== Recorded information ==
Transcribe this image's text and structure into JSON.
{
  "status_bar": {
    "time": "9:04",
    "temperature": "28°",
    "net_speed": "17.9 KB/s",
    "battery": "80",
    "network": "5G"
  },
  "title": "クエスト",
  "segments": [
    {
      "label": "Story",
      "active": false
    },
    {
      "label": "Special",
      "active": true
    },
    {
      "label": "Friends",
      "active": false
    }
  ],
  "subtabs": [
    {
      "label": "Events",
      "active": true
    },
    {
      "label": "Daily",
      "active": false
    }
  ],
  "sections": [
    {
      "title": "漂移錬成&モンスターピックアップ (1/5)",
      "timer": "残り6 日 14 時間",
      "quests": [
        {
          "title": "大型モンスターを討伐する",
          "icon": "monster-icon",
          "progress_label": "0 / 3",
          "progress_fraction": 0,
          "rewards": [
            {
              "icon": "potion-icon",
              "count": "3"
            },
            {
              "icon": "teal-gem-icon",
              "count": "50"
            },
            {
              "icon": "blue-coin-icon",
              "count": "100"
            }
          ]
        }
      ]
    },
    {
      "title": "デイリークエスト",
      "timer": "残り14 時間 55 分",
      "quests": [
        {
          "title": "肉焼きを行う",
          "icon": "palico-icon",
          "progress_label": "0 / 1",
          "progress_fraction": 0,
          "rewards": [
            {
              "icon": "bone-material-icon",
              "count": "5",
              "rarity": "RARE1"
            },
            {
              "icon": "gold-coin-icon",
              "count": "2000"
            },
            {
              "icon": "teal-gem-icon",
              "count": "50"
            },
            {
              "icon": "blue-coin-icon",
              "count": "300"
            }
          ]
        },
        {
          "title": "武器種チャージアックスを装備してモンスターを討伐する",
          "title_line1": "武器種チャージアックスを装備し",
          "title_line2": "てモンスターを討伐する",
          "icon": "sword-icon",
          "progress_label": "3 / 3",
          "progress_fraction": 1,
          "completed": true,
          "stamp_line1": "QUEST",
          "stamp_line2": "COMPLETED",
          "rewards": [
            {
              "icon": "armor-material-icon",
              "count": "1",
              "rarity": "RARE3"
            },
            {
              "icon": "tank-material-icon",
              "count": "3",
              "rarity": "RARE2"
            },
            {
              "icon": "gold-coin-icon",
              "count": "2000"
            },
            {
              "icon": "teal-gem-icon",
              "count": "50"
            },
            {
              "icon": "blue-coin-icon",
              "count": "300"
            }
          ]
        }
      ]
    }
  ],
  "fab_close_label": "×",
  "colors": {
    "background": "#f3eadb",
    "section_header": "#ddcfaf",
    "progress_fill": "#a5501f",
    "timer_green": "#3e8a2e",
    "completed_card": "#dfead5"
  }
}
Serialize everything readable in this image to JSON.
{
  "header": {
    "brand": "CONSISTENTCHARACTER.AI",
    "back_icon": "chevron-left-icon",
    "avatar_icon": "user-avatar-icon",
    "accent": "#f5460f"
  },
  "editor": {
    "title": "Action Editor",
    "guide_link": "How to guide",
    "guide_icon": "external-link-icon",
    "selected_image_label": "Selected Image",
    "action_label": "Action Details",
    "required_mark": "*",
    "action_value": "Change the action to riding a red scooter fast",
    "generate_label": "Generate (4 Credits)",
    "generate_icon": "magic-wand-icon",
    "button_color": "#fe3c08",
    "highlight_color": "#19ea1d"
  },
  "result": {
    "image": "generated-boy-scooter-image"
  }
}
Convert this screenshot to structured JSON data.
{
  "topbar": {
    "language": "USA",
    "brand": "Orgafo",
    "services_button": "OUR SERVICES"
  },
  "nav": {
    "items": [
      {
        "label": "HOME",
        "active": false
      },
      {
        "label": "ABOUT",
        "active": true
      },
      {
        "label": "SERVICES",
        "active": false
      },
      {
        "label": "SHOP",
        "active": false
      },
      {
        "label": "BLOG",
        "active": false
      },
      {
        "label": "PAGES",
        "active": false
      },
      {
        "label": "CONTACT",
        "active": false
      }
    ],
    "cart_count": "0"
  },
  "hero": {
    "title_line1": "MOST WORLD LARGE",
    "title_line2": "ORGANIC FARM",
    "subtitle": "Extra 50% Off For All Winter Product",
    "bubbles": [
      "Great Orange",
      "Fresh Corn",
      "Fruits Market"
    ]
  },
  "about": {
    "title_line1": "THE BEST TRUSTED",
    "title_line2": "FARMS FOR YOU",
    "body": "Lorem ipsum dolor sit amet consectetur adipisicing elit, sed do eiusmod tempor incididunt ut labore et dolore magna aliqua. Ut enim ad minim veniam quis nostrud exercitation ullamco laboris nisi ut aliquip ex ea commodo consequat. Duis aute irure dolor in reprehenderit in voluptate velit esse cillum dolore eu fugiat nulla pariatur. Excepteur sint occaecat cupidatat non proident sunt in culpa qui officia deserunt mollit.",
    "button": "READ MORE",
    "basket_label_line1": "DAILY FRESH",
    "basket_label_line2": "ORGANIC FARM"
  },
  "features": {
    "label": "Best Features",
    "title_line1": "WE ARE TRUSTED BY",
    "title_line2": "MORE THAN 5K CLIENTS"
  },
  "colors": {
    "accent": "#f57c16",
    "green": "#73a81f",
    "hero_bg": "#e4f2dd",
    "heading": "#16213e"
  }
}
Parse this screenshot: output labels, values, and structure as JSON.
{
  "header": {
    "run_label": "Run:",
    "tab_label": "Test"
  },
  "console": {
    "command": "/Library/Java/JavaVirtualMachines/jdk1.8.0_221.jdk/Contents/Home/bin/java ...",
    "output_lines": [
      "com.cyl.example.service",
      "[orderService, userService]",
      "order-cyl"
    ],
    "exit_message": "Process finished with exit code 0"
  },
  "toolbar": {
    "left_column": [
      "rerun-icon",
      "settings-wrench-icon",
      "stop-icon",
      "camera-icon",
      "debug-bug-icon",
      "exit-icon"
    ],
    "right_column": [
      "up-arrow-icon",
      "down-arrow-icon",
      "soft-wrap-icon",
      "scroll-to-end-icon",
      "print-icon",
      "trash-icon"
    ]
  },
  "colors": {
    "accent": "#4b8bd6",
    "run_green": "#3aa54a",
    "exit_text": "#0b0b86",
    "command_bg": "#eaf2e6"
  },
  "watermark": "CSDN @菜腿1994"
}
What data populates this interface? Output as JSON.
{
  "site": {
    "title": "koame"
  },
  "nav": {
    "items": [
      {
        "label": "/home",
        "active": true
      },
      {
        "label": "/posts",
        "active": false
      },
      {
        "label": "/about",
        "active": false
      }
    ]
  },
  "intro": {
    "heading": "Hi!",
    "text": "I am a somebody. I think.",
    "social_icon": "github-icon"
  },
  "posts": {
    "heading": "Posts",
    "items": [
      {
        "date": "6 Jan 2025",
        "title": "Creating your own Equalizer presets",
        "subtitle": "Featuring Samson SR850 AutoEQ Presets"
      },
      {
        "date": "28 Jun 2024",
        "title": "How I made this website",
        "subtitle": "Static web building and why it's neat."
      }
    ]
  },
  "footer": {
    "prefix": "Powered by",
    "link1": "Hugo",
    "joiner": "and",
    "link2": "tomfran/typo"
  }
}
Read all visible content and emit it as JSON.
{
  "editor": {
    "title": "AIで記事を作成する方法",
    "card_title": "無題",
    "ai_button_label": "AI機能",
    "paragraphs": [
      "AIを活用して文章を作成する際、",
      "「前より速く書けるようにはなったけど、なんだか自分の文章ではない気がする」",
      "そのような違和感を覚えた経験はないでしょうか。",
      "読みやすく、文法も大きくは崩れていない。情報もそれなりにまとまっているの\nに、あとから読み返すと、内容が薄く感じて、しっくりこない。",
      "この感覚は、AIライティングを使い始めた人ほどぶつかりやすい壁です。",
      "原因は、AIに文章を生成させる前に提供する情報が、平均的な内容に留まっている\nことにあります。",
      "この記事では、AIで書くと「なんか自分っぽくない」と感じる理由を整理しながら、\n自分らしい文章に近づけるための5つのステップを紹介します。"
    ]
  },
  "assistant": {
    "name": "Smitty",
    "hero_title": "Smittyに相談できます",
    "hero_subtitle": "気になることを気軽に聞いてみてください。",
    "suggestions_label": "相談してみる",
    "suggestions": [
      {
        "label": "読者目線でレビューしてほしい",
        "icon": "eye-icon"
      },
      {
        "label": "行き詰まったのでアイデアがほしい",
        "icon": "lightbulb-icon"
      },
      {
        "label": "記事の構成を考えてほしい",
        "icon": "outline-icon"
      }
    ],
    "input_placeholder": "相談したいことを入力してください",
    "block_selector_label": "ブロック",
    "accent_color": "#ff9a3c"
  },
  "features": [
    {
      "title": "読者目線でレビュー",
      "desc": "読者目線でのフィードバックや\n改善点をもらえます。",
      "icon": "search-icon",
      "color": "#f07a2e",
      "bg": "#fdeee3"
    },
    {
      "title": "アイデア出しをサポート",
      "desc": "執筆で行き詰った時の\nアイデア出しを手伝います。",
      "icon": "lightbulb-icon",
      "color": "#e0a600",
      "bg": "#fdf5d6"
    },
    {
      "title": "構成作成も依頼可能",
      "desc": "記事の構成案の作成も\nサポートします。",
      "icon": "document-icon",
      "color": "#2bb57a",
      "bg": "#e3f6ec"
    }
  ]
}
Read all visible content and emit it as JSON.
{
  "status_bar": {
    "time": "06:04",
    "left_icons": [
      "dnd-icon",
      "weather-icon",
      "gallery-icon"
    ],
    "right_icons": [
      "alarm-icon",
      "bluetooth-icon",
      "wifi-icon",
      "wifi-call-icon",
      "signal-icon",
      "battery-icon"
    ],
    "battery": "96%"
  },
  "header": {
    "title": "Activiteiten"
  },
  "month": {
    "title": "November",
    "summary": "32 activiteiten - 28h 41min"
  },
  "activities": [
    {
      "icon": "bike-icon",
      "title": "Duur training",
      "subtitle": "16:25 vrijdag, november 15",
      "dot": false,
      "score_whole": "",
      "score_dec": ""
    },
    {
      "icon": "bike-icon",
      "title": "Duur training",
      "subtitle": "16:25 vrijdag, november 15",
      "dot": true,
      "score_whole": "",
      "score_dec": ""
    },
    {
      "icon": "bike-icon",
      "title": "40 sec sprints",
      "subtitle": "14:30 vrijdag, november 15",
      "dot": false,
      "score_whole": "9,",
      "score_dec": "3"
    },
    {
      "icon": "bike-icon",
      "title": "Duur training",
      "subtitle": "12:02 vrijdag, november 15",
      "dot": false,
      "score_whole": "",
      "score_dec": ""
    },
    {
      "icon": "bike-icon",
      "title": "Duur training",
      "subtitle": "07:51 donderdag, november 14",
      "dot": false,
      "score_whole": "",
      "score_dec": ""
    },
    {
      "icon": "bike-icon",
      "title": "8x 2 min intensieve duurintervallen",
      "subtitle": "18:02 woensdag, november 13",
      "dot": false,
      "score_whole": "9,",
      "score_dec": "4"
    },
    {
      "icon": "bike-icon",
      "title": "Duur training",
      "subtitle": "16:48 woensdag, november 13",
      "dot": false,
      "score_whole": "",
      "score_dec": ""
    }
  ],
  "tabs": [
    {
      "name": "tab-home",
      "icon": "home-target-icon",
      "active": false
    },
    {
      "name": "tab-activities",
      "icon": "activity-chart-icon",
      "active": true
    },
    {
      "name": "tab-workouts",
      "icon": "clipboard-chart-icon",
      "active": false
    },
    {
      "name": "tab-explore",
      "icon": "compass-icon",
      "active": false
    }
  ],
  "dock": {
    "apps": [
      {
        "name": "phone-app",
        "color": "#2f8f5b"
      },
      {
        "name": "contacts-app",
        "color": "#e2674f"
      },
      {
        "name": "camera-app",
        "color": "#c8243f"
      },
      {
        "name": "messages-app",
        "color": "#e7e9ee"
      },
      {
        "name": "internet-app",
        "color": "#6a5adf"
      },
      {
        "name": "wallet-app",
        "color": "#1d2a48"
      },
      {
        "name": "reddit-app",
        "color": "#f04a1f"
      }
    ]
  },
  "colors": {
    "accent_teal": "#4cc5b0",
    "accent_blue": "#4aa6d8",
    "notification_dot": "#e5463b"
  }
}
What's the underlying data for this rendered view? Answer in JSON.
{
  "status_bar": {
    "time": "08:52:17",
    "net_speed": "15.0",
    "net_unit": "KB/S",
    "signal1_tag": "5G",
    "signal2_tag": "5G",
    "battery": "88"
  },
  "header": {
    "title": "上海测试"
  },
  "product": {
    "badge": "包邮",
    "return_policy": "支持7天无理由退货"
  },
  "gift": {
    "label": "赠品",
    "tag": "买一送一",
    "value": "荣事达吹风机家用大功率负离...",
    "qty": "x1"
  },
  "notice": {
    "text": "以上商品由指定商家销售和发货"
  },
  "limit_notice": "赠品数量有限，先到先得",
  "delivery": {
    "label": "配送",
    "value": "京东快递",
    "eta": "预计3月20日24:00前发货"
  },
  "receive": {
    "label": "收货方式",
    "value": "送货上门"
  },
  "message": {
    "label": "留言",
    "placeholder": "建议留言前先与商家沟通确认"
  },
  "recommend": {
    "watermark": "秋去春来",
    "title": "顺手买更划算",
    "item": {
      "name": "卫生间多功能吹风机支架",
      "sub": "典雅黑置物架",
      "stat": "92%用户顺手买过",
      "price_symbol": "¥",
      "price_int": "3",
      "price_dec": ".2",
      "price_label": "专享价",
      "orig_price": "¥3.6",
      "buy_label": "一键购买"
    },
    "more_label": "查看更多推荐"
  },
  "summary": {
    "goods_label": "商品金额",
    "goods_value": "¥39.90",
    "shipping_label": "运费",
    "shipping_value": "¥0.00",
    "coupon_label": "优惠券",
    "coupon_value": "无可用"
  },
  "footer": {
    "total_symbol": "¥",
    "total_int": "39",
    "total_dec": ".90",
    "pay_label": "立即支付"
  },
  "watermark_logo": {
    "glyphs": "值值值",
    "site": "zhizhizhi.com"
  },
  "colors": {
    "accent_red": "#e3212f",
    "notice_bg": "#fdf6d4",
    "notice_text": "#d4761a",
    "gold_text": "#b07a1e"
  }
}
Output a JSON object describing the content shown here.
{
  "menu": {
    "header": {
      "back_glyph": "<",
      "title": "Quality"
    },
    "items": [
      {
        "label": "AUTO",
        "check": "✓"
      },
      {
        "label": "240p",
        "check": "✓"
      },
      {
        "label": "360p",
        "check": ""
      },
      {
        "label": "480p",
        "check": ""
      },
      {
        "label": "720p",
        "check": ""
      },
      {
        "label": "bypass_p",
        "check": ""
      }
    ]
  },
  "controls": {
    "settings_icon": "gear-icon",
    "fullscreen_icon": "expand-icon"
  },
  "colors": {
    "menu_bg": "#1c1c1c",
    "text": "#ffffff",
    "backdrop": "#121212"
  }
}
===
* [What is needed]:
Lines that include the word "JSON" are to be extracted from the data above.

* [The response]:
Transcribe this image's text and structure into JSON.
Serialize everything readable in this image to JSON.
Convert this screenshot to structured JSON data.
Parse this screenshot: output labels, values, and structure as JSON.
What data populates this interface? Output as JSON.
Read all visible content and emit it as JSON.
Read all visible content and emit it as JSON.
What's the underlying data for this rendered view? Answer in JSON.
Output a JSON object describing the content shown here.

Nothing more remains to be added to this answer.